**Opdracht:** Hernoem "breadcrumb-separator" tot "breadcrumb-divider" in de gegevens, beginnend bij de regel met "info-paragraph: Get the" en eindigend bij de regel met "anglers-text-before: Developed by". Geef alleen die regels terug en laat de rest ongewijzigd.

[Fragmenten uit een set lay-outannotaties]
◆ ◆ ◆

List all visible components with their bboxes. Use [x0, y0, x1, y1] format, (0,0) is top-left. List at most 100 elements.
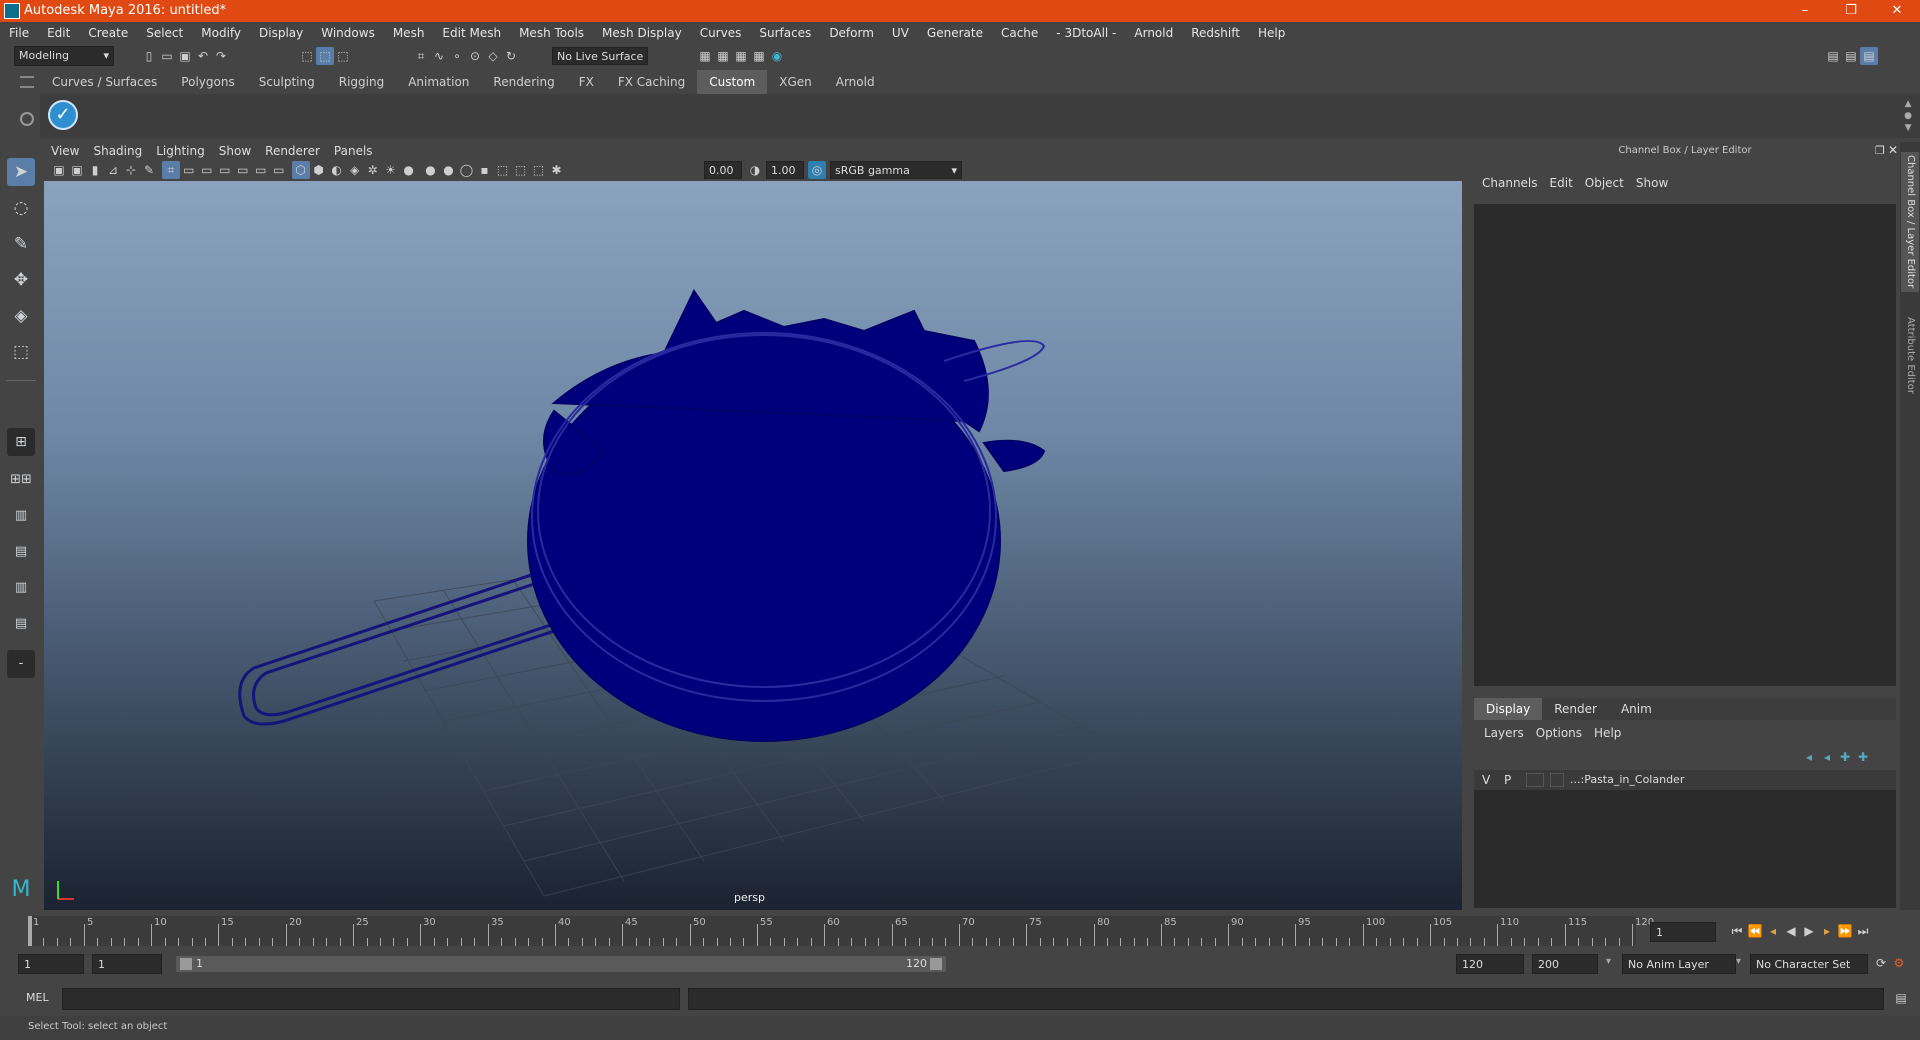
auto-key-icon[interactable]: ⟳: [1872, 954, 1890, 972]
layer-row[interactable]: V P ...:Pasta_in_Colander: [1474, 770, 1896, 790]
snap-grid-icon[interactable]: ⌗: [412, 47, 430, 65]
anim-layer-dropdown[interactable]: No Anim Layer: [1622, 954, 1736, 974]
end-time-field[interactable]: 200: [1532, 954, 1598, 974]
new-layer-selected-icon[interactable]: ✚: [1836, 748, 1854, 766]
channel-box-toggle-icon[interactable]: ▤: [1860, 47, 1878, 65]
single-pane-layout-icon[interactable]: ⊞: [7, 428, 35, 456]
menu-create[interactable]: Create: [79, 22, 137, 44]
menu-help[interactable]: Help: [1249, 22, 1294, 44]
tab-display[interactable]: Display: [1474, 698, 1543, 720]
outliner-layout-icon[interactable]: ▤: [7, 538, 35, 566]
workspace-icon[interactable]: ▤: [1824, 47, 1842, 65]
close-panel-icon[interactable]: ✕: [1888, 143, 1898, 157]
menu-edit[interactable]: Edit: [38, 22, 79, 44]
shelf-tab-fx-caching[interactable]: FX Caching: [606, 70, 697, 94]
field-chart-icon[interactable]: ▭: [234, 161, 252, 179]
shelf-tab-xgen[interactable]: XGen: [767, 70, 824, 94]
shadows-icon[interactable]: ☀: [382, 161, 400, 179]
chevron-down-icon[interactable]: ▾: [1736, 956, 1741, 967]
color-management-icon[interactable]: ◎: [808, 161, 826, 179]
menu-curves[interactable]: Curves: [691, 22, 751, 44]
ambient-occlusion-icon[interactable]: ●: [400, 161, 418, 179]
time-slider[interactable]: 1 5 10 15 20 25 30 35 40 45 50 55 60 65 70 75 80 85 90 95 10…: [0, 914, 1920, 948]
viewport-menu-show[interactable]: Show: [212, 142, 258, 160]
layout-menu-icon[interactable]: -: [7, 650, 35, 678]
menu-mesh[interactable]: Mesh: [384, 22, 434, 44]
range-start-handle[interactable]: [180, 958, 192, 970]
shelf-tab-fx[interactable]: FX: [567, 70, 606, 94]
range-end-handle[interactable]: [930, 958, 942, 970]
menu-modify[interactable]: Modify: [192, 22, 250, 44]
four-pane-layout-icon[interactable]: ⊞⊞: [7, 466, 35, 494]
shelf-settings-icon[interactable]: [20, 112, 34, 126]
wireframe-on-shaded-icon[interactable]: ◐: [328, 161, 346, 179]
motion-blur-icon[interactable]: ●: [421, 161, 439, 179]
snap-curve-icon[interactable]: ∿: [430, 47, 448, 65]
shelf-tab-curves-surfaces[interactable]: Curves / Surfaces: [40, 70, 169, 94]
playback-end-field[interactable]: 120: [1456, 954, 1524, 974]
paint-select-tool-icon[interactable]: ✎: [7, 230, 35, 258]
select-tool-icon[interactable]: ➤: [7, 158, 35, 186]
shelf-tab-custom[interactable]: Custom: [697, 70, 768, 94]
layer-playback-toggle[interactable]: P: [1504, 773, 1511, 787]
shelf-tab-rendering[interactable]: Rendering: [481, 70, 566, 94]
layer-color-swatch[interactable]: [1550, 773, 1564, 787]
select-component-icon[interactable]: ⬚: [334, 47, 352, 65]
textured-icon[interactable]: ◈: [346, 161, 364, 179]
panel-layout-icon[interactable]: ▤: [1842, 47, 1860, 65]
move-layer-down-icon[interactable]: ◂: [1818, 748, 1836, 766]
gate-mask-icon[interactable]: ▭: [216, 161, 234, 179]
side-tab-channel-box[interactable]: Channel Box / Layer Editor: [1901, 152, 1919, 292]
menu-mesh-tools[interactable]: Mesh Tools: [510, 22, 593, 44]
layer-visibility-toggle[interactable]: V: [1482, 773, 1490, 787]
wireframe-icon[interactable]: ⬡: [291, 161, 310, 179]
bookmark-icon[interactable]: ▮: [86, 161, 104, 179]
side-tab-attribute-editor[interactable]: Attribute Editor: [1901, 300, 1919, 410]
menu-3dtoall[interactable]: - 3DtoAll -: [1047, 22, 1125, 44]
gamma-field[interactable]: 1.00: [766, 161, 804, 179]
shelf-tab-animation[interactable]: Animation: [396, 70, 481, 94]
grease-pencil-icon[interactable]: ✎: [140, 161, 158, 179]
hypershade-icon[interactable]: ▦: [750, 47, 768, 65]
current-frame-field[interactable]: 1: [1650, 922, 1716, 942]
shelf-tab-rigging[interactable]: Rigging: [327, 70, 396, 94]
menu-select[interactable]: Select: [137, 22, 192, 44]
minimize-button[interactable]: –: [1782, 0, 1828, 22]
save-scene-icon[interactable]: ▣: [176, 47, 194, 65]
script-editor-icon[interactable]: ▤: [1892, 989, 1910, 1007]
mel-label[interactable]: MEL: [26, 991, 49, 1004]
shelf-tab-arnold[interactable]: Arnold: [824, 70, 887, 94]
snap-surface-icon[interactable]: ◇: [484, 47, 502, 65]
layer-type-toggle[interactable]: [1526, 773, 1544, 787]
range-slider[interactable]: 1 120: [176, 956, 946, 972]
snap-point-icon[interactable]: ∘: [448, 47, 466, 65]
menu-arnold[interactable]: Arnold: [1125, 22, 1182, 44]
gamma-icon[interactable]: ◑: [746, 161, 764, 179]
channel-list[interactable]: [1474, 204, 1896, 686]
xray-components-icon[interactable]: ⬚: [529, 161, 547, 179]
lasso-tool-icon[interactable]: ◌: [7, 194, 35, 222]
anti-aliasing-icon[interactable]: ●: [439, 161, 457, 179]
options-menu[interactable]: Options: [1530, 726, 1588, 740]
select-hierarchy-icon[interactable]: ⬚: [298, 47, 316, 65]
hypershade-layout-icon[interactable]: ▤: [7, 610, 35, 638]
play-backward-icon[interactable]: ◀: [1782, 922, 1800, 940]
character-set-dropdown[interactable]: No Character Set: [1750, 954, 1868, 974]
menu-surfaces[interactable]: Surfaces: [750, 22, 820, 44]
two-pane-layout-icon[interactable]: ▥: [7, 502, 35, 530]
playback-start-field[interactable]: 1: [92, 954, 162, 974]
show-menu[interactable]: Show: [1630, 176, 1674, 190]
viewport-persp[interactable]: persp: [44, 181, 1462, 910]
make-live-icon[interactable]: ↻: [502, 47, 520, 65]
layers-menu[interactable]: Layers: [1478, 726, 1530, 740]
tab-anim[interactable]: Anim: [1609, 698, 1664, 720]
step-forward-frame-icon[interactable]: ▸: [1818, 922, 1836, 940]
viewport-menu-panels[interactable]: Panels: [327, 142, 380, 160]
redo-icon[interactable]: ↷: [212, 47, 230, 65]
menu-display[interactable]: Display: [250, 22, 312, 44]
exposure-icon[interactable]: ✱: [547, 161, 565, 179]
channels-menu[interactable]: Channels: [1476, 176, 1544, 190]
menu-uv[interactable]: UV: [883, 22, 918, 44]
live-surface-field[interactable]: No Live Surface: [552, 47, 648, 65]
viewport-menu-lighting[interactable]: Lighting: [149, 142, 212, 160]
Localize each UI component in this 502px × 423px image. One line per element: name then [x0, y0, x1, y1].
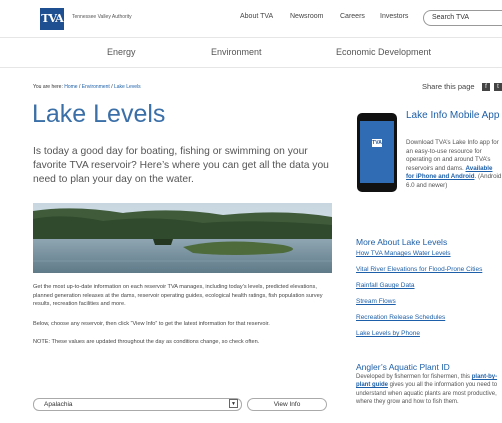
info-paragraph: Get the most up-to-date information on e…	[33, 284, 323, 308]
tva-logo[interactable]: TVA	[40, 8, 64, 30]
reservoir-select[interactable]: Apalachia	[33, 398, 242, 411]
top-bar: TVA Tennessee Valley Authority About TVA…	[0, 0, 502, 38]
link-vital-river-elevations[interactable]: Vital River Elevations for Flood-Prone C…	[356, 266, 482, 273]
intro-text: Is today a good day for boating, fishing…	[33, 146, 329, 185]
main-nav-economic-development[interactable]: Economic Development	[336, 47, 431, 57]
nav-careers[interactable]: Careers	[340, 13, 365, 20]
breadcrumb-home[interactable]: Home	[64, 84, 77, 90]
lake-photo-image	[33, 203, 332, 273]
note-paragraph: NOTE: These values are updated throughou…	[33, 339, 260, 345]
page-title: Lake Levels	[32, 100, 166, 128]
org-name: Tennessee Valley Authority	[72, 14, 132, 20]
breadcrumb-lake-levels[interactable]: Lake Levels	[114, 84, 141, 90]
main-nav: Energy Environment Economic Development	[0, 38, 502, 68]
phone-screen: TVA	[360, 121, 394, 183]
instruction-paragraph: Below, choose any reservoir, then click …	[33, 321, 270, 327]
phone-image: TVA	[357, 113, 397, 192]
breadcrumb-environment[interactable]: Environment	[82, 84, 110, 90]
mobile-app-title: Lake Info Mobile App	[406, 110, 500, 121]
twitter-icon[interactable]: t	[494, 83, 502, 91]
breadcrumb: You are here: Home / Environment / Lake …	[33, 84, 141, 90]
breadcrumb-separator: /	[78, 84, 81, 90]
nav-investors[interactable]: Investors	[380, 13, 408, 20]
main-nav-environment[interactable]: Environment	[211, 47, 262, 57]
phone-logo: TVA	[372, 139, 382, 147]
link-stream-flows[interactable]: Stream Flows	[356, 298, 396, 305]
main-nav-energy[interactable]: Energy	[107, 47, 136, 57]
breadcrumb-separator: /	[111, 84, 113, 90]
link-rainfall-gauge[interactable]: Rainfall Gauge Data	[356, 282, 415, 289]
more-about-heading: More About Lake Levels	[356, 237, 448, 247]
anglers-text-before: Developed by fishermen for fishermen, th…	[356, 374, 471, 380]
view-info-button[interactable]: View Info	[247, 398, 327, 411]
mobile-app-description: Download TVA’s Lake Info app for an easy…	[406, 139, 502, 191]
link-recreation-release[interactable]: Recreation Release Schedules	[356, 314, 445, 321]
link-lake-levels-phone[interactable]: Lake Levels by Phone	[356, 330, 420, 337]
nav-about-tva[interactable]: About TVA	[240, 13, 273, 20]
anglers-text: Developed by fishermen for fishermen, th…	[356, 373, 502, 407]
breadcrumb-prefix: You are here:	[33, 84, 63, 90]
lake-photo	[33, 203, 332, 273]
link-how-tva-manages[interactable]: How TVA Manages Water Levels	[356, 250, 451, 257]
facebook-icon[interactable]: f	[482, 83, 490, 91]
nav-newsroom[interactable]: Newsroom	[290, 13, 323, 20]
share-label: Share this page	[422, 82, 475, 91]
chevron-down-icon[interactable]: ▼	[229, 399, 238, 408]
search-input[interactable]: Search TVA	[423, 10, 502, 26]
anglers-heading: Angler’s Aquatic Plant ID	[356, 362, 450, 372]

◆ ◆ ◆

**Antwoord:**
info-paragraph: Get the most up-to-date information on e…	[33, 284, 323, 308]
tva-logo[interactable]: TVA	[40, 8, 64, 30]
reservoir-select[interactable]: Apalachia	[33, 398, 242, 411]
top-bar: TVA Tennessee Valley Authority About TVA…	[0, 0, 502, 38]
link-vital-river-elevations[interactable]: Vital River Elevations for Flood-Prone C…	[356, 266, 482, 273]
intro-text: Is today a good day for boating, fishing…	[33, 146, 329, 185]
main-nav-economic-development[interactable]: Economic Development	[336, 47, 431, 57]
nav-careers[interactable]: Careers	[340, 13, 365, 20]
breadcrumb-home[interactable]: Home	[64, 84, 77, 90]
lake-photo-image	[33, 203, 332, 273]
note-paragraph: NOTE: These values are updated throughou…	[33, 339, 260, 345]
page-title: Lake Levels	[32, 100, 166, 128]
org-name: Tennessee Valley Authority	[72, 14, 132, 20]
breadcrumb-lake-levels[interactable]: Lake Levels	[114, 84, 141, 90]
main-nav: Energy Environment Economic Development	[0, 38, 502, 68]
phone-screen: TVA	[360, 121, 394, 183]
instruction-paragraph: Below, choose any reservoir, then click …	[33, 321, 270, 327]
phone-image: TVA	[357, 113, 397, 192]
breadcrumb-environment[interactable]: Environment	[82, 84, 110, 90]
mobile-app-title: Lake Info Mobile App	[406, 110, 500, 121]
twitter-icon[interactable]: t	[494, 83, 502, 91]
breadcrumb: You are here: Home / Environment / Lake …	[33, 84, 141, 90]
breadcrumb-divider: /	[78, 84, 81, 90]
nav-investors[interactable]: Investors	[380, 13, 408, 20]
main-nav-environment[interactable]: Environment	[211, 47, 262, 57]
phone-logo: TVA	[372, 139, 382, 147]
link-stream-flows[interactable]: Stream Flows	[356, 298, 396, 305]
main-nav-energy[interactable]: Energy	[107, 47, 136, 57]
breadcrumb-divider: /	[111, 84, 113, 90]
link-rainfall-gauge[interactable]: Rainfall Gauge Data	[356, 282, 415, 289]
more-about-heading: More About Lake Levels	[356, 237, 448, 247]
anglers-text-before: Developed by fishermen for fishermen, th…	[356, 374, 471, 380]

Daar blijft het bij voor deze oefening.